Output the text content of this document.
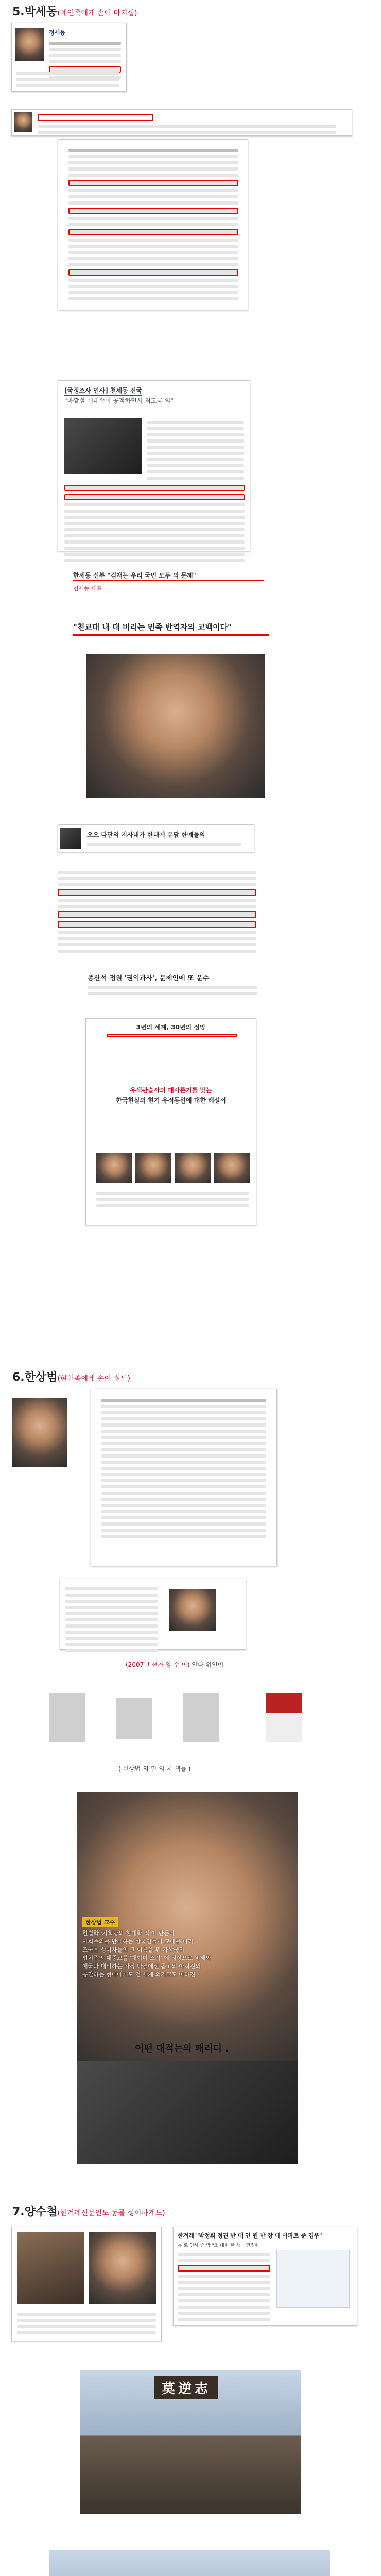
5.박세동(예인족에게 손이 마지섭)
정세동
[국정조사 인사] 천세동 전국
"바깥설 에대속이 공적하면서 최고국 의"
한세동 신부 "검재는 우리 국민 모두 의 문제"
천세동 대표
"천교대 내 대 비리는 민족 반역자의 교백이다"
오오 다단의 지사내가 한대에 유담 한예돌의
종산석 정원 '권익과사', 문제인에 또 운수
3년의 세계, 30년의 전망
유색관습사의 대사론기를 맞는
한국현실의 현기 유적동원에 대한 해설서
6.한상범(현인족에게 손이 쉬드)
(2007년 현자 양 수 이) 안다 위인이
( 한상법 외 편 의 저 책들 )
한상법 교수
헌법학 '자회당의 한대학 집'이 만든다
사회주의를 반대하는 한국인들이 교대를 바라
조국은 성이자들의 그 이름을 뭐 가상국의
법치주의 대중교를 '재이미 조직' 에 지상으로 비해와
애국과 대비하는 가장 다결에선 곧고의 아직진의
공간하는 형대에게도 전 세계 외기교도 아하진
어떤 대적는의 패러디 .
7.양수철(한겨례신문인도 동물 성이하계도)
한겨레 "박정희 정권 반 대 인 원 반 장 대 아파트 준 경우"
통 로 인사 중 박 "조 대한 한 생 " 건정한
莫逆志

> _What is being asked_:
Copy out the whole listing exactly, and don't carry over any pictures.

> _Written response_:
Output the text content of this document.
5.박세동(예인족에게 손이 마지섭)
정세동
[국정조사 인사] 천세동 전국
"바깥설 에대속이 공적하면서 최고국 의"
한세동 신부 "검재는 우리 국민 모두 의 문제"
천세동 대표
"천교대 내 대 비리는 민족 반역자의 교백이다"
오오 다단의 지사내가 한대에 유담 한예돌의
종산석 정원 '권익과사', 문제인에 또 운수
3년의 세계, 30년의 전망
유색관습사의 대사론기를 맞는
한국현실의 현기 유적동원에 대한 해설서
6.한상범(현인족에게 손이 쉬드)
(2007년 현자 양 수 이) 안다 위인이
( 한상법 외 편 의 저 책들 )
한상법 교수
헌법학 '자회당의 한대학 집'이 만든다
사회주의를 반대하는 한국인들이 교대를 바라
조국은 성이자들의 그 이름을 뭐 가상국의
법치주의 대중교를 '재이미 조직' 에 지상으로 비해와
애국과 대비하는 가장 다결에선 곧고의 아직진의
공간하는 형대에게도 전 세계 외기교도 아하진
어떤 대적는의 패러디 .
7.양수철(한겨례신문인도 동물 성이하계도)
한겨레 "박정희 정권 반 대 인 원 반 장 대 아파트 준 경우"
통 로 인사 중 박 "조 대한 한 생 " 건정한
莫逆志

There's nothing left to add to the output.